Given exercise
Say how many lines hold the string "name", and nothing more.

Dataset rows about figures
..........

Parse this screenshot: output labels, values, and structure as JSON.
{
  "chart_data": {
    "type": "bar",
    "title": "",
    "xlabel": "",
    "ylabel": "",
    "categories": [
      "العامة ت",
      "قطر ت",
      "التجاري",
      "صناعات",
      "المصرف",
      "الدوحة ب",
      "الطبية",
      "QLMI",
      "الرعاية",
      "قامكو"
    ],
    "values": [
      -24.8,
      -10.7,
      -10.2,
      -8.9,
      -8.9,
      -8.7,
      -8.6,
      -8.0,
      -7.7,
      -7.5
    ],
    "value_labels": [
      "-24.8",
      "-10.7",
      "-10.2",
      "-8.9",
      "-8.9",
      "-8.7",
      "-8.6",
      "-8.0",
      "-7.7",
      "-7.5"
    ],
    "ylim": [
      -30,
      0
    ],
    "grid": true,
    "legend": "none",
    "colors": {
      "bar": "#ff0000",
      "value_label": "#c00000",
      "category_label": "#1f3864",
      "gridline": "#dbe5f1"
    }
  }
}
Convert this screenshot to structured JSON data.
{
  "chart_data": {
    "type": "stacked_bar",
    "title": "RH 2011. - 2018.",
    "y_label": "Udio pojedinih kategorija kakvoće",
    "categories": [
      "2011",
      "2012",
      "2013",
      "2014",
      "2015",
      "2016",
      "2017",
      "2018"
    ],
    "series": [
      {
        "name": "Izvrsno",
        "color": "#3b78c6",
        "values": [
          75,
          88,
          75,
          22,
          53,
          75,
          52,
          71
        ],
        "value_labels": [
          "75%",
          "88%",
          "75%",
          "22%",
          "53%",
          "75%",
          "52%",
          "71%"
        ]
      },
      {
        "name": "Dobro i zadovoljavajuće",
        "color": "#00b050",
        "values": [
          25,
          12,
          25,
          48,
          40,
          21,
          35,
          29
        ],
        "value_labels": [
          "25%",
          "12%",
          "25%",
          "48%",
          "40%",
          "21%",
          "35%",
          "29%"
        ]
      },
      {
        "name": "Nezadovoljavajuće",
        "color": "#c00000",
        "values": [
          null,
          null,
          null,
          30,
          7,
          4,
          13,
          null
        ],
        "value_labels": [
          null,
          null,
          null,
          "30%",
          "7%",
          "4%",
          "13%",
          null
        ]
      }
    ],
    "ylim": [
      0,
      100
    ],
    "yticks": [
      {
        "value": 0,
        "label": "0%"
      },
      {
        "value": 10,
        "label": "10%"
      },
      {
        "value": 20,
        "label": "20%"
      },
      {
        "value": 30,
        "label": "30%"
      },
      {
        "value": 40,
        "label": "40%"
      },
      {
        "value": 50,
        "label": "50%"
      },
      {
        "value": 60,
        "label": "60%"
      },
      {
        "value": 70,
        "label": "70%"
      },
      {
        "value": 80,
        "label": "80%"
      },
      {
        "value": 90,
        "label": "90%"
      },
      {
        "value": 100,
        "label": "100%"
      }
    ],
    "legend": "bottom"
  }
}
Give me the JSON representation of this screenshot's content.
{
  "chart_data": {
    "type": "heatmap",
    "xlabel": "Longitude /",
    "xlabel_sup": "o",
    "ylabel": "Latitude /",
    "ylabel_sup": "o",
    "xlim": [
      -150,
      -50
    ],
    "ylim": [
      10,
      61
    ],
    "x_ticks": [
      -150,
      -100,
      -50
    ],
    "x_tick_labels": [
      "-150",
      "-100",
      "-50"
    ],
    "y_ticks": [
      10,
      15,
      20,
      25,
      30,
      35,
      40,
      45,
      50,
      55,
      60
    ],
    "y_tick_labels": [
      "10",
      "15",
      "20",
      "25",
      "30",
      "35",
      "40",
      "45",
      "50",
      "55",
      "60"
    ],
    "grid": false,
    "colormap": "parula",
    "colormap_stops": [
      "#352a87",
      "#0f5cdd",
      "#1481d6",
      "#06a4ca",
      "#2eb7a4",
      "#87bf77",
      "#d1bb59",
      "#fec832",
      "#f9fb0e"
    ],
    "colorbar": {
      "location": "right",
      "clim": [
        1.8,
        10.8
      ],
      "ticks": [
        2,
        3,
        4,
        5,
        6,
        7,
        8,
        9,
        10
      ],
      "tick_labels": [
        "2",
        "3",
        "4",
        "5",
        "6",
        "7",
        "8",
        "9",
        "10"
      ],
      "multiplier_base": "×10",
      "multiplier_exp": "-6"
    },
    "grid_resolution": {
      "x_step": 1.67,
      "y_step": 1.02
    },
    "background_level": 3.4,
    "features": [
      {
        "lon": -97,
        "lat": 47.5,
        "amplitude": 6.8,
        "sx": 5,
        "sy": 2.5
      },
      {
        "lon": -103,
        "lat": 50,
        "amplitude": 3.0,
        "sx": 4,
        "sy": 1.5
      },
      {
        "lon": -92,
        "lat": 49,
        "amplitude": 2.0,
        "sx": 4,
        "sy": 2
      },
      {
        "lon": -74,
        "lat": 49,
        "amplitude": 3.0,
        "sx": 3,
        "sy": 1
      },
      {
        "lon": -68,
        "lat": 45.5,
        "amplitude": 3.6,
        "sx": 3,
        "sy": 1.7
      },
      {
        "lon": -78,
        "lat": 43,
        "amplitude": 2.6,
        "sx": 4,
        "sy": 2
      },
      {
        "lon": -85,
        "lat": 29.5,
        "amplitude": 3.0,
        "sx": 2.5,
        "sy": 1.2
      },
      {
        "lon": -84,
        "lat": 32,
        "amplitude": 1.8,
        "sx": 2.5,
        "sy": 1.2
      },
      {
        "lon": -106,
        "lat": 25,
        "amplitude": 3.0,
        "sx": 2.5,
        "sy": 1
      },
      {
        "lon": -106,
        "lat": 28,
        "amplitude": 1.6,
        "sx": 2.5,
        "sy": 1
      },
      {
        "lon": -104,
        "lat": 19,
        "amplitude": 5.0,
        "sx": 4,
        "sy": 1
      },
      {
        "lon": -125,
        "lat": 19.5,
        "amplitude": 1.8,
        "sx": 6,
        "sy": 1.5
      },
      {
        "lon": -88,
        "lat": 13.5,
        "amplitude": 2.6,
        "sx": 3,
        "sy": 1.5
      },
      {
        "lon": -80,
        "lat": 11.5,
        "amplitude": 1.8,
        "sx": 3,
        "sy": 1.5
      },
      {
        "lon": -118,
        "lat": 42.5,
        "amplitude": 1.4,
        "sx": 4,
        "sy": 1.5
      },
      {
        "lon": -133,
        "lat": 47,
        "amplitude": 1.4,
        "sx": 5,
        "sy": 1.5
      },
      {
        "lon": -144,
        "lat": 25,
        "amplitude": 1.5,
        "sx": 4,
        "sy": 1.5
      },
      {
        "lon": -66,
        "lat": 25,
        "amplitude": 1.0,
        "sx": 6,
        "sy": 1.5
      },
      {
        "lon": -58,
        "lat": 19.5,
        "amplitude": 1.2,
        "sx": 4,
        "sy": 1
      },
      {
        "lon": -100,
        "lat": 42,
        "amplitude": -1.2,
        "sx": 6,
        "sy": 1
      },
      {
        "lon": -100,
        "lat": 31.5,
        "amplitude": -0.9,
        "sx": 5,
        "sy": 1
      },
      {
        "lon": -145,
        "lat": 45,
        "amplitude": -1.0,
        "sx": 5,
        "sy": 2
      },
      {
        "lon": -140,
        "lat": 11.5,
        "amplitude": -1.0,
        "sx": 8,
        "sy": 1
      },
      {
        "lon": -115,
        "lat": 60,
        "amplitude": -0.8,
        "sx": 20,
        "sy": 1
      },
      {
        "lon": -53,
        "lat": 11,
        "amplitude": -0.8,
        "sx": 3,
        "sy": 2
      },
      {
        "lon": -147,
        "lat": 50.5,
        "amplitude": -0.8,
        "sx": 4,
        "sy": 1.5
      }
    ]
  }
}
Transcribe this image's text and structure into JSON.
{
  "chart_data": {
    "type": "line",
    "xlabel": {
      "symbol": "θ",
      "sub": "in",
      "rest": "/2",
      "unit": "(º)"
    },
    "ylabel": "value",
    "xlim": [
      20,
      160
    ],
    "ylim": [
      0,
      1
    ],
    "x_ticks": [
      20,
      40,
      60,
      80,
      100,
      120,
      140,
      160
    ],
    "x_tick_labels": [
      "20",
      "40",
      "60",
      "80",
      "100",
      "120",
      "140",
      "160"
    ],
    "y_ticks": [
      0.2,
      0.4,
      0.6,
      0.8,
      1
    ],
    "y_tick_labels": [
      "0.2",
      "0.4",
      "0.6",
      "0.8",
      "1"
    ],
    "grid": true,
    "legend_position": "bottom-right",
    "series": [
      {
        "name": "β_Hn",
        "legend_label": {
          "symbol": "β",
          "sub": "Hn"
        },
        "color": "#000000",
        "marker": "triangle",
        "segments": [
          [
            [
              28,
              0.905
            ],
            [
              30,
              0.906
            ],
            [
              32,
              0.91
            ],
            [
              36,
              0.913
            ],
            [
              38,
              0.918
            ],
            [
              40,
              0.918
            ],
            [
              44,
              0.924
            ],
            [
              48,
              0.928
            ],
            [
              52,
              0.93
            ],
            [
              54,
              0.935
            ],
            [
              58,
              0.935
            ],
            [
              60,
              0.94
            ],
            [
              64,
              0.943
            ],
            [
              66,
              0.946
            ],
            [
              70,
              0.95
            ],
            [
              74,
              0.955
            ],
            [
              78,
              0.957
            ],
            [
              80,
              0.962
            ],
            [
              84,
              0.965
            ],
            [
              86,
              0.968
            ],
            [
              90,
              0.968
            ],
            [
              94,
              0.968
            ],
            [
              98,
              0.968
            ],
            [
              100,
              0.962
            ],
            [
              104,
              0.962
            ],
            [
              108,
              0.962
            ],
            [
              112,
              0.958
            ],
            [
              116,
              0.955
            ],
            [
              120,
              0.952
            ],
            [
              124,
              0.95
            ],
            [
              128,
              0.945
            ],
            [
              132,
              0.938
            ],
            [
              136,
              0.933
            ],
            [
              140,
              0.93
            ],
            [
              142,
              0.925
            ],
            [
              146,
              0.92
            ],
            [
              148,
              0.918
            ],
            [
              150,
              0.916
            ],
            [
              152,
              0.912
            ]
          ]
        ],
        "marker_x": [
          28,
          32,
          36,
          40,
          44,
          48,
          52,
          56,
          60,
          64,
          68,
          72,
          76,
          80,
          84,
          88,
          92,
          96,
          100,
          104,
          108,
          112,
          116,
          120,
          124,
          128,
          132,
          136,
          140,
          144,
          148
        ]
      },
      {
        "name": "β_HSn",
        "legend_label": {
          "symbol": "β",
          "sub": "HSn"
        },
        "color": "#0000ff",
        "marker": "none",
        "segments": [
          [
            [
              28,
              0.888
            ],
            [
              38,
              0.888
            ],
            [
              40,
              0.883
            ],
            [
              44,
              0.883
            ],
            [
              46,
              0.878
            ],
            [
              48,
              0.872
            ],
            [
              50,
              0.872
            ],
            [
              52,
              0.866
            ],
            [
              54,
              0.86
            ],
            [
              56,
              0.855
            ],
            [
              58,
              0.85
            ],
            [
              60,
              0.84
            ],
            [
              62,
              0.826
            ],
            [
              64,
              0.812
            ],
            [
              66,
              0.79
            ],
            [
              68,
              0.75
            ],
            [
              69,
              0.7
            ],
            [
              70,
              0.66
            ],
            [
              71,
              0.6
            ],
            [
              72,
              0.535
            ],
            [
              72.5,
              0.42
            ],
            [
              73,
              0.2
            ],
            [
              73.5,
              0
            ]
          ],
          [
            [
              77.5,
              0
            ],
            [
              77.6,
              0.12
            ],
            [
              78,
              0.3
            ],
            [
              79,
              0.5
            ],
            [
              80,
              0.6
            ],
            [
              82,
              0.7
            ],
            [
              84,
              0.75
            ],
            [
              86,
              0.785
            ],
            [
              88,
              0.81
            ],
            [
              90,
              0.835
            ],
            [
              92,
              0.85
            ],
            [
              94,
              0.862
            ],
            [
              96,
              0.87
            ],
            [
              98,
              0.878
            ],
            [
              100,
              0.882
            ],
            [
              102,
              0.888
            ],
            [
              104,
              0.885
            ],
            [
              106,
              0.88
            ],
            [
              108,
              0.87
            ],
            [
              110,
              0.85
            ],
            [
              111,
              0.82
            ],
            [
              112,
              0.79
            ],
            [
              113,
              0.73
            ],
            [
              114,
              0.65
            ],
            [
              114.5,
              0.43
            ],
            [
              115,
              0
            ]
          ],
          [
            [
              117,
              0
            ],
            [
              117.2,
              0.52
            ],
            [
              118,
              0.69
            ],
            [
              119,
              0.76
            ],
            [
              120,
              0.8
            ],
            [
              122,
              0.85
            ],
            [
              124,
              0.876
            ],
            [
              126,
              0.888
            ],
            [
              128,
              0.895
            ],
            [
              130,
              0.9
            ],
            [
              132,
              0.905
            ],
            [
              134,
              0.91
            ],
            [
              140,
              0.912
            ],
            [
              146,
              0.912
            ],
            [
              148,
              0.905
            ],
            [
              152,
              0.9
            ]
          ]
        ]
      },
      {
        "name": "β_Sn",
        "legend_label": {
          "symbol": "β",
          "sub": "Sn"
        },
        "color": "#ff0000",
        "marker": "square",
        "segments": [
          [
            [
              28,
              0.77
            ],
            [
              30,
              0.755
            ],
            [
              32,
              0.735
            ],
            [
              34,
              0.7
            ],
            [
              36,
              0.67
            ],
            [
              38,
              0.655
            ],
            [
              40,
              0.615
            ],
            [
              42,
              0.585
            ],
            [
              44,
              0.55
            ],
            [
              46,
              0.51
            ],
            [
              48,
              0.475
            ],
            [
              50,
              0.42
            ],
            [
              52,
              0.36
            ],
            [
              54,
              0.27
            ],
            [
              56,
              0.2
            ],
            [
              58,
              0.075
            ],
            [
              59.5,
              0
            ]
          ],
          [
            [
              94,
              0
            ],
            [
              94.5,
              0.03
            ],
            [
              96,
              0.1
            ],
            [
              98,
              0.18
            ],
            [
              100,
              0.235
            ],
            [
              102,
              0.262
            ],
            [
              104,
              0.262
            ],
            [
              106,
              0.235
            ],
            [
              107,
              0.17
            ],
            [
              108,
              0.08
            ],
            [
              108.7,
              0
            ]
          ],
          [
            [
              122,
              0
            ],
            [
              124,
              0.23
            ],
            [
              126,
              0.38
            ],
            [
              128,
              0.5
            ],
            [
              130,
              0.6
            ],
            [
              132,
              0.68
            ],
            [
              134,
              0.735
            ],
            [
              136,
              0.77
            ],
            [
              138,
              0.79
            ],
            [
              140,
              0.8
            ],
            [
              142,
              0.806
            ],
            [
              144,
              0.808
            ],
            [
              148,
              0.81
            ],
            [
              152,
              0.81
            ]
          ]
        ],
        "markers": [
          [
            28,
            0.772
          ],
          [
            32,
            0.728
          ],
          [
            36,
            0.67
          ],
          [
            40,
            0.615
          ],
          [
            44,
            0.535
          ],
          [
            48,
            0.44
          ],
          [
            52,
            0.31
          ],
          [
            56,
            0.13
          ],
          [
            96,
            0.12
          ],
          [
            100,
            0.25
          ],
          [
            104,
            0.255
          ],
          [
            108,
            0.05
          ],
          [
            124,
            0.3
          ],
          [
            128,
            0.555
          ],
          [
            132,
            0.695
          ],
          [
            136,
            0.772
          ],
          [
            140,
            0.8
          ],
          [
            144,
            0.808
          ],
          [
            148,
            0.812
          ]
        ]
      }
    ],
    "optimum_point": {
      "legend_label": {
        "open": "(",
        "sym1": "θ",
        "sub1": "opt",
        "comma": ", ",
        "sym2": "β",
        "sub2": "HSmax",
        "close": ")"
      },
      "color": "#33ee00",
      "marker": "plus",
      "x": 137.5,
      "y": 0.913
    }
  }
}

..........

Expected output
6